**Task directions:** Extract each line from the entries below that has the string "Enrichment" in it.
═════ Data supplied ═════
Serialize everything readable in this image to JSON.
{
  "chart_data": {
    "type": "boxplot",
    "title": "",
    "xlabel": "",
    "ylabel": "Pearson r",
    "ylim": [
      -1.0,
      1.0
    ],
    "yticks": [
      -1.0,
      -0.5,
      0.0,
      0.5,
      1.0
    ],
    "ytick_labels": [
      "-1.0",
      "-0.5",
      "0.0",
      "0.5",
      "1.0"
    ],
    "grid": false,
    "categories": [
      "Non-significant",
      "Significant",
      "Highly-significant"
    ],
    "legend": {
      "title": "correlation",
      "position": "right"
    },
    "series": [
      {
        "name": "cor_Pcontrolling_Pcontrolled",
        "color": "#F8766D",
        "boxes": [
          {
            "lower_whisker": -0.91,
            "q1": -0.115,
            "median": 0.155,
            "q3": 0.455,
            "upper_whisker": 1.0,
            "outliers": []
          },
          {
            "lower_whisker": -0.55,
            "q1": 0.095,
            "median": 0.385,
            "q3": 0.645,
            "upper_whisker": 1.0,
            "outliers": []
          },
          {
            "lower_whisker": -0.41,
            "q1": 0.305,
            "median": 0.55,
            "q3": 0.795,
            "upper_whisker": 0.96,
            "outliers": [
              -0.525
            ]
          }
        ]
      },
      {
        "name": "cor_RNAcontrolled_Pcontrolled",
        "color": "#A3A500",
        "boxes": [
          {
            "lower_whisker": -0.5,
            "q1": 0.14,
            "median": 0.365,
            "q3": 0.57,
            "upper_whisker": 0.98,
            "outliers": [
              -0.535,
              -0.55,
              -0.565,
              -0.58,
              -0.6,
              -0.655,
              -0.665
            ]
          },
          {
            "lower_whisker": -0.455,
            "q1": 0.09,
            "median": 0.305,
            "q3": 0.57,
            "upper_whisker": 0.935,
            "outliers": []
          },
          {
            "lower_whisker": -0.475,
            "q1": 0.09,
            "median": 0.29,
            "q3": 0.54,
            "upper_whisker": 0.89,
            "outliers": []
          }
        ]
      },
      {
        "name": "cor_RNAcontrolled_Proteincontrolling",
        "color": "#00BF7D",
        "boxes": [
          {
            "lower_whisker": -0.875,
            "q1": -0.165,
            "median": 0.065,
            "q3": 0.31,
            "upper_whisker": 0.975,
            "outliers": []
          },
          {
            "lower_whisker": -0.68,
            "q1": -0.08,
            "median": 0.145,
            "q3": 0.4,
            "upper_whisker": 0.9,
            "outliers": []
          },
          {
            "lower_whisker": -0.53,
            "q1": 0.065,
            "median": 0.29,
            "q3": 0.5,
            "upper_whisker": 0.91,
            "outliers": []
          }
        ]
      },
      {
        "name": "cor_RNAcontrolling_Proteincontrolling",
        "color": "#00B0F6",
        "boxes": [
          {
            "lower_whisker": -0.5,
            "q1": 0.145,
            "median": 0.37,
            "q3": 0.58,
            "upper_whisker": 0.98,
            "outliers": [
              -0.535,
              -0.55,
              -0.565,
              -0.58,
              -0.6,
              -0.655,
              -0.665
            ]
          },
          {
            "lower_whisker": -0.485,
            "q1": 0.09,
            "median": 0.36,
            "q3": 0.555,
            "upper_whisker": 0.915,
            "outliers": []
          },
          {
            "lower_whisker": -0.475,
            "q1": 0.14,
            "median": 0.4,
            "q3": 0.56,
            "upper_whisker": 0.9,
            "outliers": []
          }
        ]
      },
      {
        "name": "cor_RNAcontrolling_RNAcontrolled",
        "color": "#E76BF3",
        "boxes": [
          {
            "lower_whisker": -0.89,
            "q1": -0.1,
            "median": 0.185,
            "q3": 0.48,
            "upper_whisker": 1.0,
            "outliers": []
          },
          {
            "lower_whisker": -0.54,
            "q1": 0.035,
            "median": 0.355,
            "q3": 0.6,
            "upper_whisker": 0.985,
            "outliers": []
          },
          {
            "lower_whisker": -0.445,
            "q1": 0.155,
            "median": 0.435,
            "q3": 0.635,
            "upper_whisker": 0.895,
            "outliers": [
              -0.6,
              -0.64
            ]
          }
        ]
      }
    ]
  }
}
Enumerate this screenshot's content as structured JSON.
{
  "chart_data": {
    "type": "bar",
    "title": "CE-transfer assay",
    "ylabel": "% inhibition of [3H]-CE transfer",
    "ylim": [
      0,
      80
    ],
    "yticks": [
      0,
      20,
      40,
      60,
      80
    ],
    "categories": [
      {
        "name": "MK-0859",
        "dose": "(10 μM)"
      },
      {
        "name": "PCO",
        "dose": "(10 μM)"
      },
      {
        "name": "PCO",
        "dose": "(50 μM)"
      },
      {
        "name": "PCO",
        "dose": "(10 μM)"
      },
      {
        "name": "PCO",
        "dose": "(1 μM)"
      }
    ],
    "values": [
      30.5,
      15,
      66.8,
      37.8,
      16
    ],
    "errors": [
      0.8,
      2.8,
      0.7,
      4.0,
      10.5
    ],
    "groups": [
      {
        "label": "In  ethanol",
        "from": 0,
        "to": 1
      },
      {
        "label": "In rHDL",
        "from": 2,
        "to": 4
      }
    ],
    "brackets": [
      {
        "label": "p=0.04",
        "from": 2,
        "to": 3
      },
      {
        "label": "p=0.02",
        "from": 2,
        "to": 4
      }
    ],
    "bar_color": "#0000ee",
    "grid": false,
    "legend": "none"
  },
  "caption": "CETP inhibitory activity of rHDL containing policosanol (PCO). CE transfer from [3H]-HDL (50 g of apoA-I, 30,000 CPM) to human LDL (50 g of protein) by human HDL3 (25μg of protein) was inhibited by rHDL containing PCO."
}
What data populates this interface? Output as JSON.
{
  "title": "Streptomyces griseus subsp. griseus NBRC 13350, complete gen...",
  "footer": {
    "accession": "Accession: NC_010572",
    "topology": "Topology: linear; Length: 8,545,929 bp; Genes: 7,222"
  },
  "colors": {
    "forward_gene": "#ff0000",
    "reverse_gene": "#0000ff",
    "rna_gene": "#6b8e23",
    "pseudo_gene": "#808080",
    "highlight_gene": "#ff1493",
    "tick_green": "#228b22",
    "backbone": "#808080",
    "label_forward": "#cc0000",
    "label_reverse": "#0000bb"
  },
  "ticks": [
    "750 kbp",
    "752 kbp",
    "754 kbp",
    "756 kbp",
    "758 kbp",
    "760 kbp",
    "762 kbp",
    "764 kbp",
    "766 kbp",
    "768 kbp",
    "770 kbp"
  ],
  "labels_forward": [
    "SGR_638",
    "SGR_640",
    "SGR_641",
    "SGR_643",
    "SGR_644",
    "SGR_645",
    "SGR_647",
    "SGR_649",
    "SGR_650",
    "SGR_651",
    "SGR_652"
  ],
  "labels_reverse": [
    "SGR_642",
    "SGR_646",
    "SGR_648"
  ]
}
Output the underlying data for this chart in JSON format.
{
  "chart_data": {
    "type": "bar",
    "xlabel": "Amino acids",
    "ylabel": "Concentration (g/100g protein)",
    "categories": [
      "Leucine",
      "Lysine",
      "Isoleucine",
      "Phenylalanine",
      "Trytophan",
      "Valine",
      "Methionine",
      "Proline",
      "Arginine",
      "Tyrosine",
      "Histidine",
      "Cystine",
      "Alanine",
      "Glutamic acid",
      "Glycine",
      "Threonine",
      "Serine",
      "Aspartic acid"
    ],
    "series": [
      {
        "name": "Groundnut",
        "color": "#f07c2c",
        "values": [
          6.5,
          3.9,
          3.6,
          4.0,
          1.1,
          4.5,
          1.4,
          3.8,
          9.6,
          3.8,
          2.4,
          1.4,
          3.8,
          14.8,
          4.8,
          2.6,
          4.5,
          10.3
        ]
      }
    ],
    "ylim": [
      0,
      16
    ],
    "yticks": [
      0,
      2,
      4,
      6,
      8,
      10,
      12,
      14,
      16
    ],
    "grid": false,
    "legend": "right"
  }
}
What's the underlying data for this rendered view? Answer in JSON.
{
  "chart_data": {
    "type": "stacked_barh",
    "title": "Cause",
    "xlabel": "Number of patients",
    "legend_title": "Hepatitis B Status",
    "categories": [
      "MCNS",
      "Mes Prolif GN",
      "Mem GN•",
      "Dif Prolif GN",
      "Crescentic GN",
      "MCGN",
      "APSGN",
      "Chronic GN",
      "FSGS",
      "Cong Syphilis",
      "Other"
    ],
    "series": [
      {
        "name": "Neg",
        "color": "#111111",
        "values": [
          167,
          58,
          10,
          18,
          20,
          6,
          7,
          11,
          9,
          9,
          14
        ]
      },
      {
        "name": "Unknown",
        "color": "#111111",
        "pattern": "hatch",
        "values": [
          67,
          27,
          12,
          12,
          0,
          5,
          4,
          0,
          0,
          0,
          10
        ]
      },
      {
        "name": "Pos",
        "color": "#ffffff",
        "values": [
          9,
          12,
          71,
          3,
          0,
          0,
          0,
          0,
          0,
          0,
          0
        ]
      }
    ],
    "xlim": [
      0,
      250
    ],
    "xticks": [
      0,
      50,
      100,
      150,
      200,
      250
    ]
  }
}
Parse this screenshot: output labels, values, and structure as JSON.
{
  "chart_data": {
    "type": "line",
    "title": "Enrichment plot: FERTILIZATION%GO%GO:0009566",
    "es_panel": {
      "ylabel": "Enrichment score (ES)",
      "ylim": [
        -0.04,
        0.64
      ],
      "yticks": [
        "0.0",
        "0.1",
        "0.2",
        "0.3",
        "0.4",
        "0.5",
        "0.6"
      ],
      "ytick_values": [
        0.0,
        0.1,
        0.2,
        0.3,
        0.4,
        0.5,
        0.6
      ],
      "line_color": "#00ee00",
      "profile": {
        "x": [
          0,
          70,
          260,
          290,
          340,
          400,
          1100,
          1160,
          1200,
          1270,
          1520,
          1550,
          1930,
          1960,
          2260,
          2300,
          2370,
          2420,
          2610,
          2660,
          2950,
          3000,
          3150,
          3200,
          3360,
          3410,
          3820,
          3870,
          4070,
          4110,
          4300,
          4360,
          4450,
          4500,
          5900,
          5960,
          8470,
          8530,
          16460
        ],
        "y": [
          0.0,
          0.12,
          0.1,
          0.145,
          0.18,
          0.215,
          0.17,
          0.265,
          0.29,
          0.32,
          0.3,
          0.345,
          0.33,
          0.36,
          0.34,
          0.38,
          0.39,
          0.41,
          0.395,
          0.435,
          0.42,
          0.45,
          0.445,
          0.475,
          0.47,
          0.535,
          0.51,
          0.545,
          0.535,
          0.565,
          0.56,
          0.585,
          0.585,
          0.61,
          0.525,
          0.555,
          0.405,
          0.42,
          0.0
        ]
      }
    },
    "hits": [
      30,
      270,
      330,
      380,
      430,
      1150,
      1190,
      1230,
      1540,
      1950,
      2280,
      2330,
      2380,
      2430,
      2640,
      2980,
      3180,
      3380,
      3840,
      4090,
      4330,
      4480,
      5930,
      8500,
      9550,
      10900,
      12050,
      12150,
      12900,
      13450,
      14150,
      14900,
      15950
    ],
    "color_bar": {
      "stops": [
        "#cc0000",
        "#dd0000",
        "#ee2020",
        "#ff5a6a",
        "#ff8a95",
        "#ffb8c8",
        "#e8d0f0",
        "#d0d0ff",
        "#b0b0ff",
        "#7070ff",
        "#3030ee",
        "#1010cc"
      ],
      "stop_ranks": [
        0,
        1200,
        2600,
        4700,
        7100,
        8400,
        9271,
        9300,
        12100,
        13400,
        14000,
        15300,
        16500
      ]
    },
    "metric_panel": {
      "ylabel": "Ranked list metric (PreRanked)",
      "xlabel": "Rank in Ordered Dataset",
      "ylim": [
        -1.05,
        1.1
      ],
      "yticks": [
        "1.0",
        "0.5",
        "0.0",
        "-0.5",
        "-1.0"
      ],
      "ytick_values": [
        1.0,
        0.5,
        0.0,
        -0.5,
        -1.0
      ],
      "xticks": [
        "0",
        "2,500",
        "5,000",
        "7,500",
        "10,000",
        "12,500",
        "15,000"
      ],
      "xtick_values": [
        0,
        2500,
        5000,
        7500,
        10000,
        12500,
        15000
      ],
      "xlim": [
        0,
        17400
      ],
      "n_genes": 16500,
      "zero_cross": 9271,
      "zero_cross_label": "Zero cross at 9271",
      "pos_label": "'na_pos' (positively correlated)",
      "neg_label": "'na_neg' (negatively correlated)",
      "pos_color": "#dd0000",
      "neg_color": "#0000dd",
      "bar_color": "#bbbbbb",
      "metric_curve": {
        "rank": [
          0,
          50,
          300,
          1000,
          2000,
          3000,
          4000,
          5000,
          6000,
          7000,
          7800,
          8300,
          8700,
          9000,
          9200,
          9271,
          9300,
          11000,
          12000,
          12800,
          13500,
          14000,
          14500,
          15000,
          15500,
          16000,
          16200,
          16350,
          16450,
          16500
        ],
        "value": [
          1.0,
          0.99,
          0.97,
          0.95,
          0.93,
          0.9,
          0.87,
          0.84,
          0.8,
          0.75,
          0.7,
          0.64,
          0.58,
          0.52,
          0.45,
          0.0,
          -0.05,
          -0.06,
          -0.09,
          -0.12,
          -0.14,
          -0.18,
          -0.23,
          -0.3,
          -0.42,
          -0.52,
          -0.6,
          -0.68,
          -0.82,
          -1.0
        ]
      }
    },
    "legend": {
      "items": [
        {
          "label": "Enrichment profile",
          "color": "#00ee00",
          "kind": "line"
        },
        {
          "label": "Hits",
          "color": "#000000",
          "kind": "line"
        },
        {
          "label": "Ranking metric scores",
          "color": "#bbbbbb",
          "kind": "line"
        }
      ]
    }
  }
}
═════
**Output for this exercise:**
    "title": "Enrichment plot: FERTILIZATION%GO%GO:0009566",
      "ylabel": "Enrichment score (ES)",
          "label": "Enrichment profile",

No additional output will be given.